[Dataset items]
·····

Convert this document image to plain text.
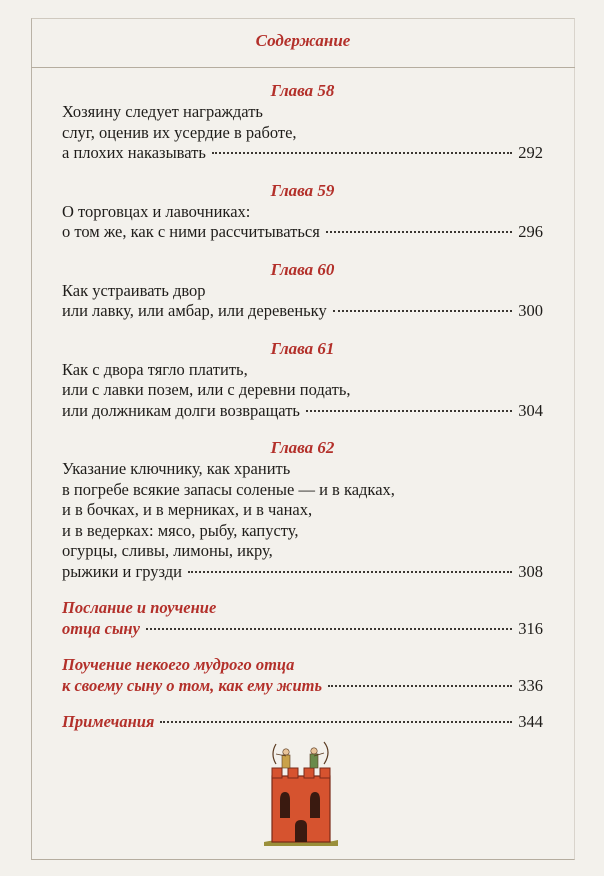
Содержание
Глава 58
Хозяину следует награждать
слуг, оценив их усердие в работе,
а плохих наказывать	292
Глава 59
О торговцах и лавочниках:
о том же, как с ними рассчитываться	296
Глава 60
Как устраивать двор
или лавку, или амбар, или деревеньку	300
Глава 61
Как с двора тягло платить,
или с лавки позем, или с деревни подать,
или должникам долги возвращать	304
Глава 62
Указание ключнику, как хранить
в погребе всякие запасы соленые — и в кадках,
и в бочках, и в мерниках, и в чанах,
и в ведерках: мясо, рыбу, капусту,
огурцы, сливы, лимоны, икру,
рыжики и грузди	308
Послание и поучение
отца сыну	316
Поучение некоего мудрого отца
к своему сыну о том, как ему жить	336
Примечания	344
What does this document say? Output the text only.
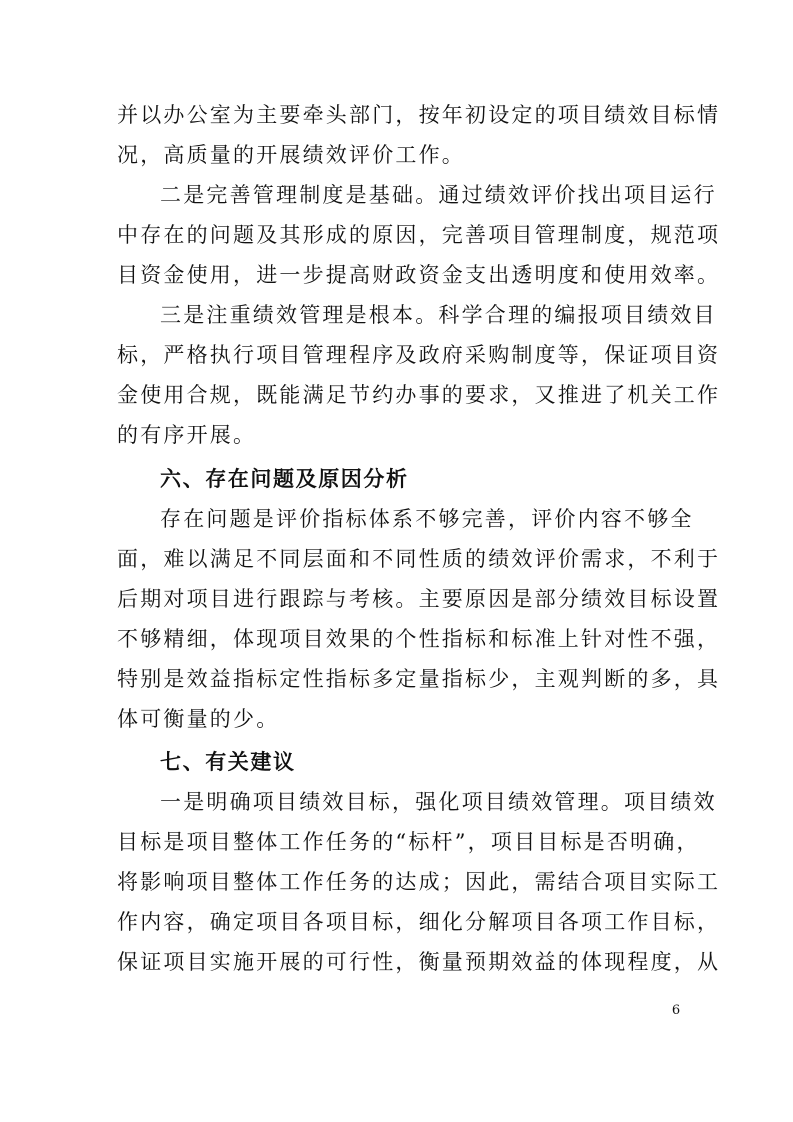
并以办公室为主要牵头部门，按年初设定的项目绩效目标情
况，高质量的开展绩效评价工作。
二是完善管理制度是基础。通过绩效评价找出项目运行
中存在的问题及其形成的原因，完善项目管理制度，规范项
目资金使用，进一步提高财政资金支出透明度和使用效率。
三是注重绩效管理是根本。科学合理的编报项目绩效目
标，严格执行项目管理程序及政府采购制度等，保证项目资
金使用合规，既能满足节约办事的要求，又推进了机关工作
的有序开展。
六、存在问题及原因分析
存在问题是评价指标体系不够完善，评价内容不够全
面，难以满足不同层面和不同性质的绩效评价需求，不利于
后期对项目进行跟踪与考核。主要原因是部分绩效目标设置
不够精细，体现项目效果的个性指标和标准上针对性不强，
特别是效益指标定性指标多定量指标少，主观判断的多，具
体可衡量的少。
七、有关建议
一是明确项目绩效目标，强化项目绩效管理。项目绩效
目标是项目整体工作任务的“标杆”，项目目标是否明确，
将影响项目整体工作任务的达成；因此，需结合项目实际工
作内容，确定项目各项目标，细化分解项目各项工作目标，
保证项目实施开展的可行性，衡量预期效益的体现程度，从
6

·····

Job →
Go through the entries above and print each one exactly, minus the pictures.

Full response →
Convert this document image to plain text.
Содержание
Глава 58
Хозяину следует награждать
слуг, оценив их усердие в работе,
а плохих наказывать	292
Глава 59
О торговцах и лавочниках:
о том же, как с ними рассчитываться	296
Глава 60
Как устраивать двор
или лавку, или амбар, или деревеньку	300
Глава 61
Как с двора тягло платить,
или с лавки позем, или с деревни подать,
или должникам долги возвращать	304
Глава 62
Указание ключнику, как хранить
в погребе всякие запасы соленые — и в кадках,
и в бочках, и в мерниках, и в чанах,
и в ведерках: мясо, рыбу, капусту,
огурцы, сливы, лимоны, икру,
рыжики и грузди	308
Послание и поучение
отца сыну	316
Поучение некоего мудрого отца
к своему сыну о том, как ему жить	336
Примечания	344
What does this document say? Output the text only.
并以办公室为主要牵头部门，按年初设定的项目绩效目标情
况，高质量的开展绩效评价工作。
二是完善管理制度是基础。通过绩效评价找出项目运行
中存在的问题及其形成的原因，完善项目管理制度，规范项
目资金使用，进一步提高财政资金支出透明度和使用效率。
三是注重绩效管理是根本。科学合理的编报项目绩效目
标，严格执行项目管理程序及政府采购制度等，保证项目资
金使用合规，既能满足节约办事的要求，又推进了机关工作
的有序开展。
六、存在问题及原因分析
存在问题是评价指标体系不够完善，评价内容不够全
面，难以满足不同层面和不同性质的绩效评价需求，不利于
后期对项目进行跟踪与考核。主要原因是部分绩效目标设置
不够精细，体现项目效果的个性指标和标准上针对性不强，
特别是效益指标定性指标多定量指标少，主观判断的多，具
体可衡量的少。
七、有关建议
一是明确项目绩效目标，强化项目绩效管理。项目绩效
目标是项目整体工作任务的“标杆”，项目目标是否明确，
将影响项目整体工作任务的达成；因此，需结合项目实际工
作内容，确定项目各项目标，细化分解项目各项工作目标，
保证项目实施开展的可行性，衡量预期效益的体现程度，从
6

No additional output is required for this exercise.